## DATA FOR PROCESSING
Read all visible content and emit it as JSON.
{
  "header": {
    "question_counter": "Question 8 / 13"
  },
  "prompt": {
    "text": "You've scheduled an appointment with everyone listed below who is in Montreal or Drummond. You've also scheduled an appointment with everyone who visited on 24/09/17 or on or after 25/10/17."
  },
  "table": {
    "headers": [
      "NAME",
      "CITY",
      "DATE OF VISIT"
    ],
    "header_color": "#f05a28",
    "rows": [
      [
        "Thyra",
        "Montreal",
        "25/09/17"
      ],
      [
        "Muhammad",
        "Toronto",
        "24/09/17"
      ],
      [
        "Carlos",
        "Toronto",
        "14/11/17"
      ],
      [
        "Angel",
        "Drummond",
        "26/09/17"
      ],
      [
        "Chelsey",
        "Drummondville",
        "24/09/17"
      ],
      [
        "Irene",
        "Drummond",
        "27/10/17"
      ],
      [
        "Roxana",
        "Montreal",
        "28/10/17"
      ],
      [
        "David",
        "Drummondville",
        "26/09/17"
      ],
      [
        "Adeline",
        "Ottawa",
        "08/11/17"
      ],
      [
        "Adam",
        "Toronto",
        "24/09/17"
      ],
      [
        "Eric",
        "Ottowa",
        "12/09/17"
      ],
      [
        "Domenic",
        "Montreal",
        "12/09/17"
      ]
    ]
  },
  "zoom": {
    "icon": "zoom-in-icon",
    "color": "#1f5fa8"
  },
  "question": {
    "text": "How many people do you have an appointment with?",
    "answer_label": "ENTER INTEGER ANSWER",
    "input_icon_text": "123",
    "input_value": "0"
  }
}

## PROBLEM TO WORK ON
Return each line of the records above exactly as it reads.

## ANSWER
Read all visible content and emit it as JSON.
{
  "header": {
    "question_counter": "Question 8 / 13"
  },
  "prompt": {
    "text": "You've scheduled an appointment with everyone listed below who is in Montreal or Drummond. You've also scheduled an appointment with everyone who visited on 24/09/17 or on or after 25/10/17."
  },
  "table": {
    "headers": [
      "NAME",
      "CITY",
      "DATE OF VISIT"
    ],
    "header_color": "#f05a28",
    "rows": [
      [
        "Thyra",
        "Montreal",
        "25/09/17"
      ],
      [
        "Muhammad",
        "Toronto",
        "24/09/17"
      ],
      [
        "Carlos",
        "Toronto",
        "14/11/17"
      ],
      [
        "Angel",
        "Drummond",
        "26/09/17"
      ],
      [
        "Chelsey",
        "Drummondville",
        "24/09/17"
      ],
      [
        "Irene",
        "Drummond",
        "27/10/17"
      ],
      [
        "Roxana",
        "Montreal",
        "28/10/17"
      ],
      [
        "David",
        "Drummondville",
        "26/09/17"
      ],
      [
        "Adeline",
        "Ottawa",
        "08/11/17"
      ],
      [
        "Adam",
        "Toronto",
        "24/09/17"
      ],
      [
        "Eric",
        "Ottowa",
        "12/09/17"
      ],
      [
        "Domenic",
        "Montreal",
        "12/09/17"
      ]
    ]
  },
  "zoom": {
    "icon": "zoom-in-icon",
    "color": "#1f5fa8"
  },
  "question": {
    "text": "How many people do you have an appointment with?",
    "answer_label": "ENTER INTEGER ANSWER",
    "input_icon_text": "123",
    "input_value": "0"
  }
}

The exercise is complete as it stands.